Written task: Look below. Copy each line that has "text" in it.

*** Dataset content ***

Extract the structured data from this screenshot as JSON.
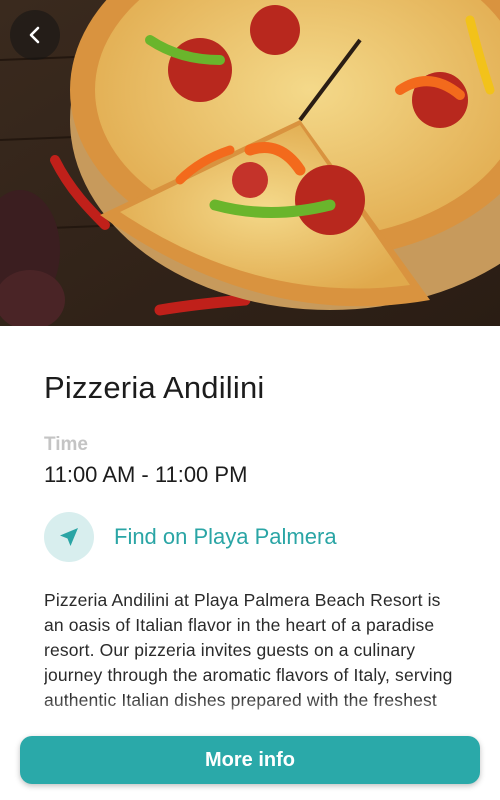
{
  "header": {
    "back_icon": "chevron-left-icon",
    "hero_image": "pizza-photo"
  },
  "restaurant": {
    "name": "Pizzeria Andilini",
    "time_label": "Time",
    "time_value": "11:00 AM - 11:00 PM",
    "locate_icon": "navigation-arrow-icon",
    "locate_label": "Find on Playa Palmera",
    "description": "Pizzeria Andilini at Playa Palmera Beach Resort is an oasis of Italian flavor in the heart of a paradise resort. Our pizzeria invites guests on a culinary journey through the aromatic flavors of Italy, serving authentic Italian dishes prepared with the freshest ingredients and the utmost care."
  },
  "footer": {
    "more_info_label": "More info"
  },
  "colors": {
    "accent": "#2aa9a9",
    "accent_light": "#d8eeee",
    "muted_label": "#c4c4c4"
  }
}
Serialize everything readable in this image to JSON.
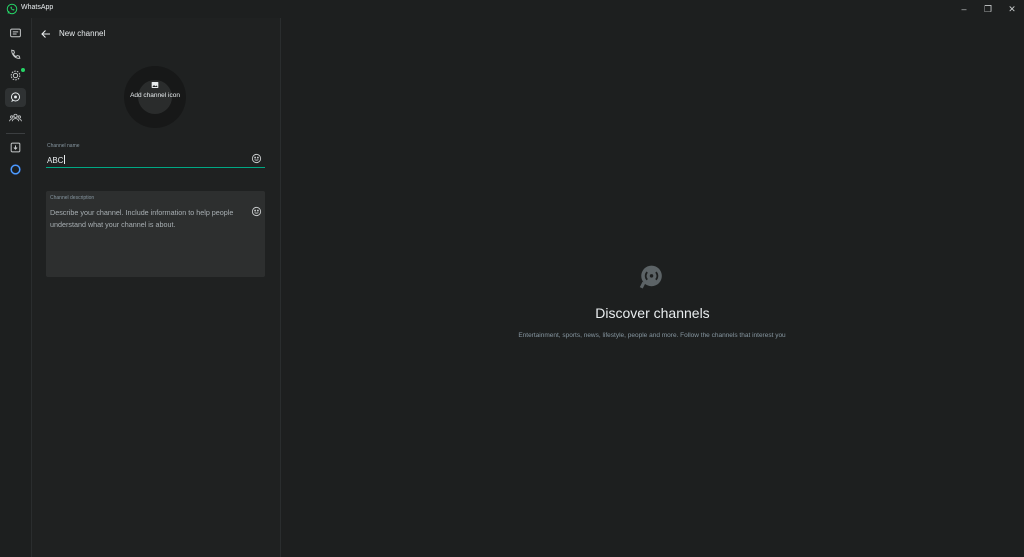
{
  "titlebar": {
    "app_title": "WhatsApp",
    "minimize_glyph": "–",
    "maximize_glyph": "❐",
    "close_glyph": "✕"
  },
  "rail": {
    "items": [
      {
        "icon": "chats-icon"
      },
      {
        "icon": "calls-icon"
      },
      {
        "icon": "status-icon"
      },
      {
        "icon": "channels-icon"
      },
      {
        "icon": "communities-icon"
      },
      {
        "icon": "archive-icon"
      },
      {
        "icon": "meta-ai-icon"
      }
    ],
    "accent": "#25d366"
  },
  "panel": {
    "title": "New channel",
    "avatar_label": "Add channel icon",
    "name_label": "Channel name",
    "name_value": "ABC",
    "description_label": "Channel description",
    "description_placeholder": "Describe your channel. Include information to help people understand what your channel is about."
  },
  "main": {
    "title": "Discover channels",
    "subtitle": "Entertainment, sports, news, lifestyle, people and more. Follow the channels that interest you"
  },
  "colors": {
    "accent": "#00a884",
    "background": "#1d1f1f",
    "panel": "#1f2121",
    "input_bg": "#2d2f2f"
  }
}
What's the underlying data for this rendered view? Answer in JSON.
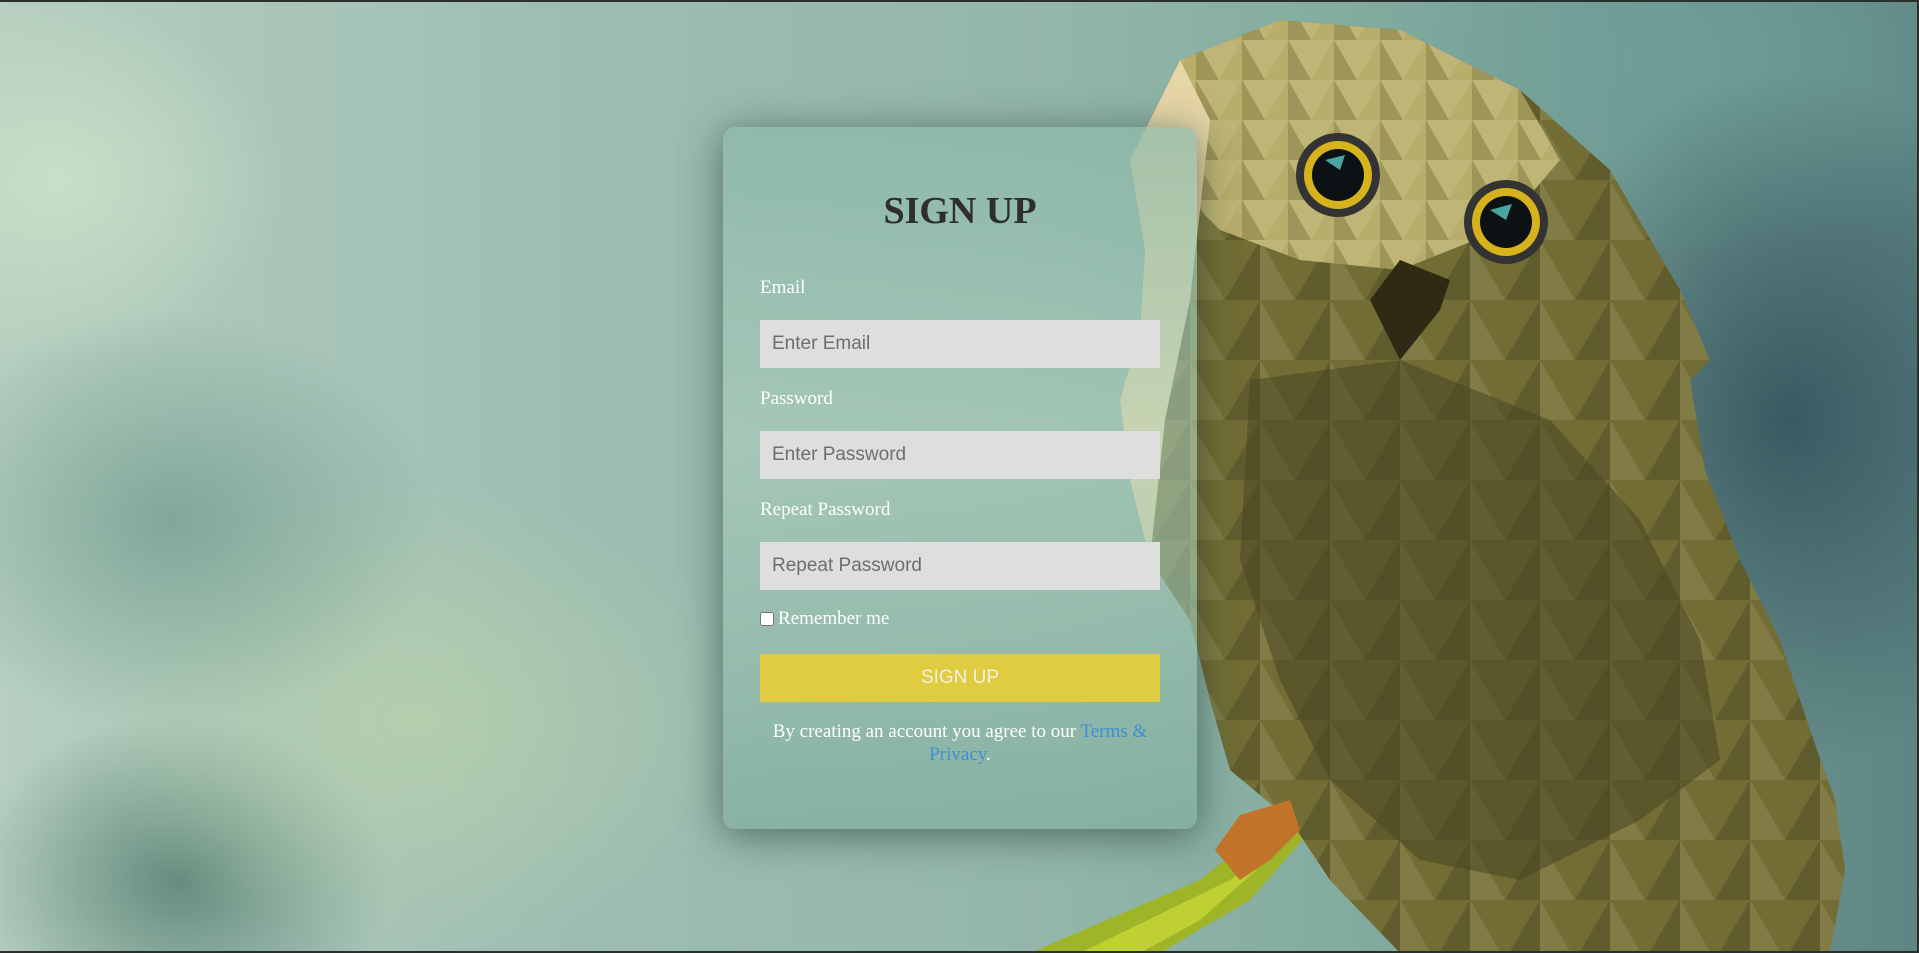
{
  "form": {
    "title": "SIGN UP",
    "email_label": "Email",
    "email_placeholder": "Enter Email",
    "password_label": "Password",
    "password_placeholder": "Enter Password",
    "repeat_label": "Repeat Password",
    "repeat_placeholder": "Repeat Password",
    "remember_label": "Remember me",
    "remember_checked": false,
    "submit_label": "SIGN UP",
    "terms_prefix": "By creating an account you agree to our ",
    "terms_link": "Terms & Privacy",
    "terms_suffix": "."
  },
  "colors": {
    "button": "#dfcc40",
    "link": "#3d8fd6",
    "input_bg": "#dedede"
  },
  "background": {
    "image": "low-poly-owl-icon"
  }
}
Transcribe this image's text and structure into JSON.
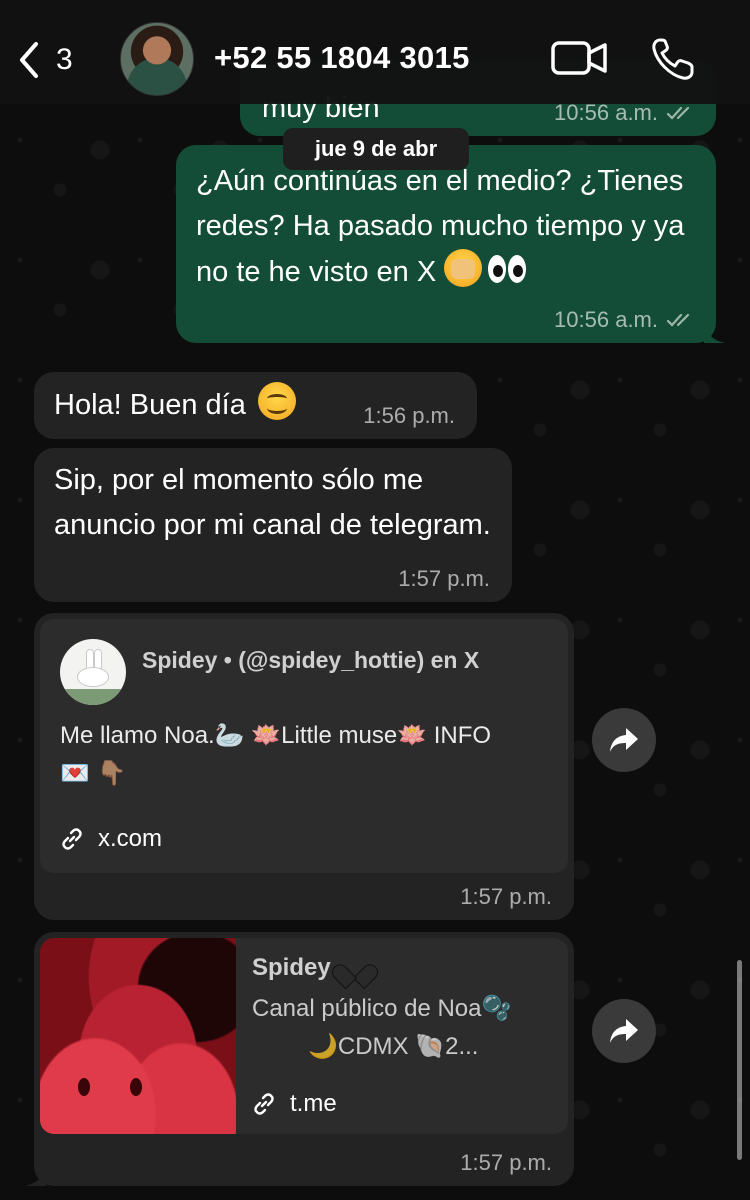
{
  "header": {
    "back_count": "3",
    "contact": "+52 55 1804 3015"
  },
  "chat": {
    "date_separator": "jue 9 de abr",
    "messages": [
      {
        "id": "m0",
        "direction": "out",
        "text": "muy bien",
        "time": "10:56 a.m.",
        "status": "read"
      },
      {
        "id": "m1",
        "direction": "out",
        "text": "¿Aún continúas en el medio? ¿Tienes redes? Ha pasado mucho tiempo y ya no te he visto en X",
        "emojis": [
          "face-with-hand-over-mouth",
          "eyes"
        ],
        "time": "10:56 a.m.",
        "status": "read"
      },
      {
        "id": "m2",
        "direction": "in",
        "text": "Hola! Buen día",
        "emojis": [
          "smiling-face"
        ],
        "time": "1:56 p.m."
      },
      {
        "id": "m3",
        "direction": "in",
        "text": "Sip, por el momento sólo me anuncio por mi canal de telegram.",
        "time": "1:57 p.m."
      },
      {
        "id": "m4",
        "direction": "in",
        "time": "1:57 p.m.",
        "preview": {
          "title": "Spidey • (@spidey_hottie) en X",
          "description": "Me llamo Noa.🦢  🪷Little muse🪷  INFO",
          "description_line2": "💌  👇🏽",
          "link": "x.com"
        }
      },
      {
        "id": "m5",
        "direction": "in",
        "time": "1:57 p.m.",
        "preview": {
          "title": "Spidey",
          "description": "Canal público de Noa🫧",
          "description_line2": "🌙CDMX        🐚2...",
          "link": "t.me"
        }
      }
    ]
  },
  "colors": {
    "outgoing_bubble": "#134d37",
    "incoming_bubble": "#232323",
    "preview_card": "#2c2c2c",
    "background": "#0d0d0d",
    "read_ticks": "#9fb5a8"
  },
  "icons": [
    "chevron-left-icon",
    "video-call-icon",
    "phone-icon",
    "link-icon",
    "forward-icon",
    "double-check-icon"
  ]
}
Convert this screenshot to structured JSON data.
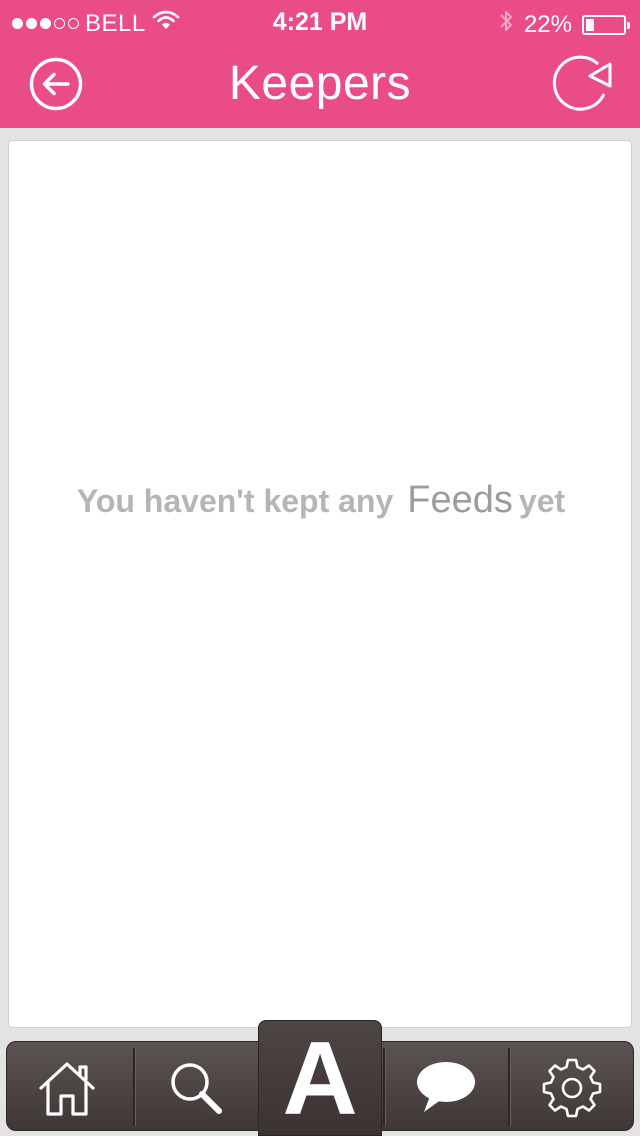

***

Answer below:
Transcribe this image's text and structure into JSON.
        "text": "muy bien",
        "text": "¿Aún continúas en el medio? ¿Tienes redes? Ha pasado mucho tiempo y ya no te he visto en X",
        "text": "Hola! Buen día",
        "text": "Sip, por el momento sólo me anuncio por mi canal de telegram.",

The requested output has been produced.